Exercise aim. Pull every line holding the string "easy" from the records below.

Dataset excerpts.
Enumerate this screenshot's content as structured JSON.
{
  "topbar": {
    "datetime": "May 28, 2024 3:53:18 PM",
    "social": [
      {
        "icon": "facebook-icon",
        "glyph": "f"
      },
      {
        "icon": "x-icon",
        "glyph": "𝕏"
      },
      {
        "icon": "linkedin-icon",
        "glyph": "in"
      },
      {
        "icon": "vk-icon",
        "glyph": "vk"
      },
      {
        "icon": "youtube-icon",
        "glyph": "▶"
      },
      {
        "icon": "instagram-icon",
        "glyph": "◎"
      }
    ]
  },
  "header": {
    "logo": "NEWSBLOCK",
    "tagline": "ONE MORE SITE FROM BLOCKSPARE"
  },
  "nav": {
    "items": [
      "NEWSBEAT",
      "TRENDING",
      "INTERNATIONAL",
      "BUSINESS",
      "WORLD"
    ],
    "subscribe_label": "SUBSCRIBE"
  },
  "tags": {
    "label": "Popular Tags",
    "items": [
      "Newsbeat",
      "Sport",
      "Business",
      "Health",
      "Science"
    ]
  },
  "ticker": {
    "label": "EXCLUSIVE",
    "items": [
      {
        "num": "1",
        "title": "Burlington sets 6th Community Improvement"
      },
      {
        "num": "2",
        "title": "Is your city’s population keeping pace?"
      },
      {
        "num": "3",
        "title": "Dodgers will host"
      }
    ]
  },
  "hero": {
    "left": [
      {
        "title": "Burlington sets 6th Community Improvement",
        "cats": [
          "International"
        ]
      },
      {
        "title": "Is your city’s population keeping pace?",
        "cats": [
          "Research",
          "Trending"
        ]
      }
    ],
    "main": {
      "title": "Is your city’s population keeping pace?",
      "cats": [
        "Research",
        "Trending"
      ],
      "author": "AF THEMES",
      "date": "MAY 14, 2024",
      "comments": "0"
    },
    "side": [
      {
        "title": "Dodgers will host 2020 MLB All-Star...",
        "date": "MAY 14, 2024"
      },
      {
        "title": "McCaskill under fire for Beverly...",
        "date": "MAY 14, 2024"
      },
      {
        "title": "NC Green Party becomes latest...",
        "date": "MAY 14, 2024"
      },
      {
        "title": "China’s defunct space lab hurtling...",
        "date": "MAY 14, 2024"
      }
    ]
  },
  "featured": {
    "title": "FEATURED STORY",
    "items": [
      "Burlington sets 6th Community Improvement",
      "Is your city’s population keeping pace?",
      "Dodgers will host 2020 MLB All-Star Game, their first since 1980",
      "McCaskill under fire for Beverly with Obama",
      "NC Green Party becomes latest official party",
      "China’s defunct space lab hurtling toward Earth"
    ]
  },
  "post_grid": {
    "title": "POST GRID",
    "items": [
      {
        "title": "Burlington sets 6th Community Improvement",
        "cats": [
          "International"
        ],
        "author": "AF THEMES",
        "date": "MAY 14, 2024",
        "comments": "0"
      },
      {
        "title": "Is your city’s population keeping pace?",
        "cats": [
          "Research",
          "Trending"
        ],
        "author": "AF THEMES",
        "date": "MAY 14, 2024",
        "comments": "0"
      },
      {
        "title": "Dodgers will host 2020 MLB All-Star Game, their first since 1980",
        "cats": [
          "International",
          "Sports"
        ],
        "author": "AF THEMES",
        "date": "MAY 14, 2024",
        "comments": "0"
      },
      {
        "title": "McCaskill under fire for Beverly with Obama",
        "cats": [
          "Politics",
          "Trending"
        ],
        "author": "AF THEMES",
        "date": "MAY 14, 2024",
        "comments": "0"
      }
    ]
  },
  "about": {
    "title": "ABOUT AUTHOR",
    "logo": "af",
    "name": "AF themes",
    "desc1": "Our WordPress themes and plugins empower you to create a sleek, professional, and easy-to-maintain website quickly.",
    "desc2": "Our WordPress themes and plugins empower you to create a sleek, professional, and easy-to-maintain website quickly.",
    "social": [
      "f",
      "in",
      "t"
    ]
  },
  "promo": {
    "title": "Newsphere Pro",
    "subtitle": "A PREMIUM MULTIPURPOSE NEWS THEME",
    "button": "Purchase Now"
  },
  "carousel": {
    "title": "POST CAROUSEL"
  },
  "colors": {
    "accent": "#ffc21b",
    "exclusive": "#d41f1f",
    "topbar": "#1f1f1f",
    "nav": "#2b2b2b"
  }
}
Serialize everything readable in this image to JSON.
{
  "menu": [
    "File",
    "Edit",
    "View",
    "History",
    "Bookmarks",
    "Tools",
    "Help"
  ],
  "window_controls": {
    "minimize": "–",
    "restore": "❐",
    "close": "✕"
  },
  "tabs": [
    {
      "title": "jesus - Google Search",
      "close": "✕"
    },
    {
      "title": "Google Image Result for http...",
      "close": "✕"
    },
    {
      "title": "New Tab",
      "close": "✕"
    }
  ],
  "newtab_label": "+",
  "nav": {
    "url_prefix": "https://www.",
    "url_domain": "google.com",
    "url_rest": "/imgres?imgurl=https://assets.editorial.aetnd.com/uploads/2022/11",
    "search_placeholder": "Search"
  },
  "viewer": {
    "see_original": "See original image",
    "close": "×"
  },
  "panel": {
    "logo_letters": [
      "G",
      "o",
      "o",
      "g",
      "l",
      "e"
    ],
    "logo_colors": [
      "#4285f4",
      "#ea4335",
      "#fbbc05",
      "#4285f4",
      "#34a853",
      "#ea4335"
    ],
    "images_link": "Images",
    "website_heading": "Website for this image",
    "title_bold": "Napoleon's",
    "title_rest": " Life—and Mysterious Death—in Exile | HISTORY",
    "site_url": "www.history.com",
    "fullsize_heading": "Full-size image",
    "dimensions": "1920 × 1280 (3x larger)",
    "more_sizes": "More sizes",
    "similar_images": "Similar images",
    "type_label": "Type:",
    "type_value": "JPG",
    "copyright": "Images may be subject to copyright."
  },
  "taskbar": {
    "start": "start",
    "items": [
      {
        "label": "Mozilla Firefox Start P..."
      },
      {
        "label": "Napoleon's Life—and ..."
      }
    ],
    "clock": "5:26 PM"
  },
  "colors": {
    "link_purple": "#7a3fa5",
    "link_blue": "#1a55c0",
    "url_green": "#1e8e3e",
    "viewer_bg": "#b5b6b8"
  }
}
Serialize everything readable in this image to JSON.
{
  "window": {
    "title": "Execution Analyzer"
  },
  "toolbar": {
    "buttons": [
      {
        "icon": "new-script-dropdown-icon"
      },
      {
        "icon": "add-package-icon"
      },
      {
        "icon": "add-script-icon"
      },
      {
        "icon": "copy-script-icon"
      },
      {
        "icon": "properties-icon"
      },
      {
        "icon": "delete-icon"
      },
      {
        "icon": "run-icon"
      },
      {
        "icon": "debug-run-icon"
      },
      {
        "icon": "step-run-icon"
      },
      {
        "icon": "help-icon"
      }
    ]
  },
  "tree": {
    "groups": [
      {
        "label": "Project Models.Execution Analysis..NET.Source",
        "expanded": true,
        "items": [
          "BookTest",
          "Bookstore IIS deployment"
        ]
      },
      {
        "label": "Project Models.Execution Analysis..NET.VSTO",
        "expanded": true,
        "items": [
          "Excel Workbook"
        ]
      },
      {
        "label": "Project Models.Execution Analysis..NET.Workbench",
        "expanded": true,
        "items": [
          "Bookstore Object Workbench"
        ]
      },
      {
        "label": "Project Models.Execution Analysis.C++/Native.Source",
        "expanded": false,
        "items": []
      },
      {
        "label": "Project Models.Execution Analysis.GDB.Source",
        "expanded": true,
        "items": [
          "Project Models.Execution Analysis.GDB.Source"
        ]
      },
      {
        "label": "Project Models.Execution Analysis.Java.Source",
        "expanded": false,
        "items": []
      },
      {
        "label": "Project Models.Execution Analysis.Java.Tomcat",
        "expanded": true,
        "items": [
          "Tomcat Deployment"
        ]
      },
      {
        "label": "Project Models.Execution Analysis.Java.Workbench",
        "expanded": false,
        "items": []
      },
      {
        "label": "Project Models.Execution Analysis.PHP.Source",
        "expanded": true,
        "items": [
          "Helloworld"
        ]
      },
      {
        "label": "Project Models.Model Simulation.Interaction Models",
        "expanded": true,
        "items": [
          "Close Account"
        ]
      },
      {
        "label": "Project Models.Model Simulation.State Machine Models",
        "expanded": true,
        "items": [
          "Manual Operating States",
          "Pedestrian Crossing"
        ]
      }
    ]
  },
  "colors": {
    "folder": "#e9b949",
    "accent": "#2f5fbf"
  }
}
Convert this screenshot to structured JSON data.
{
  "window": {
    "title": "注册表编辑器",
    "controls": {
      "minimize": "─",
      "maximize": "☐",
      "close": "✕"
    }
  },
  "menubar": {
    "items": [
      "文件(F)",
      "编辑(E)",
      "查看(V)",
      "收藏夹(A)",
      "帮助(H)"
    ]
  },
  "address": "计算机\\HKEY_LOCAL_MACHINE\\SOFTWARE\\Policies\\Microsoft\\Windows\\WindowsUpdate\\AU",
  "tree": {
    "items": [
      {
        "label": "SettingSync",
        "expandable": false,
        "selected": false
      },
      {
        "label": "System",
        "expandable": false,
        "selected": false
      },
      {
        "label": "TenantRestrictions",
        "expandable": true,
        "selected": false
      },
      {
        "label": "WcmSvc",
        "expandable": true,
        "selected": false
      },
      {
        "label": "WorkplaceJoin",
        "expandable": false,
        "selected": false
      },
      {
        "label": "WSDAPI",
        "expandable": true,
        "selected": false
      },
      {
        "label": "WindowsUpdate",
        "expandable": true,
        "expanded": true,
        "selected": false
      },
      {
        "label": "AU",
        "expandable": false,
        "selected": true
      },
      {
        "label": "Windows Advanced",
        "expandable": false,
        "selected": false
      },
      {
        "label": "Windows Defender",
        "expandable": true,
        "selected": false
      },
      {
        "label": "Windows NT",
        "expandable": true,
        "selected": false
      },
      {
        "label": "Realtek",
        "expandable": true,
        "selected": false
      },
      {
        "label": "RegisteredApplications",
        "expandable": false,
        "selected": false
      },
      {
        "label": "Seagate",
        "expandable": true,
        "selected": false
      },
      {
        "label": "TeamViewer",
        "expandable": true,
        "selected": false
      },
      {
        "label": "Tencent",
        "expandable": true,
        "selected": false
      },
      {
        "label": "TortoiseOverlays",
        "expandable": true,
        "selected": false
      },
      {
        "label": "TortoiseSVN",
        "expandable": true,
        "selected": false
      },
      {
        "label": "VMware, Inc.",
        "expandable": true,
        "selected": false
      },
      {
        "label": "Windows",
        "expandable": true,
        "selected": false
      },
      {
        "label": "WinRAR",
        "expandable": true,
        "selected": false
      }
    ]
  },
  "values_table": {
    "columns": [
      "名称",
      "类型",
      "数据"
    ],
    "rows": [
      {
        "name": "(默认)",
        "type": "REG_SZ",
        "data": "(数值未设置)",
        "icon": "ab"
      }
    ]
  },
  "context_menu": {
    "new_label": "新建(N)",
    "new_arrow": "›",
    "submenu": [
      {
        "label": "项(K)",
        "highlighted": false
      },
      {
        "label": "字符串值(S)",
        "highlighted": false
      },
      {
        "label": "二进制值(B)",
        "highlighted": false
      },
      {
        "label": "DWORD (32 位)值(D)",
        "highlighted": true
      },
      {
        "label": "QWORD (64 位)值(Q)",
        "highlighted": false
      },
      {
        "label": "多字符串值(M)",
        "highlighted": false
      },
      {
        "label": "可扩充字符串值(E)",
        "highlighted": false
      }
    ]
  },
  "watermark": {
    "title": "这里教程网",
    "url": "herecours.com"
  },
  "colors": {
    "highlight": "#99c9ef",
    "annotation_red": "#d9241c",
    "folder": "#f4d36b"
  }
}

The response.
    "desc1": "Our WordPress themes and plugins empower you to create a sleek, professional, and easy-to-maintain website quickly.",
    "desc2": "Our WordPress themes and plugins empower you to create a sleek, professional, and easy-to-maintain website quickly.",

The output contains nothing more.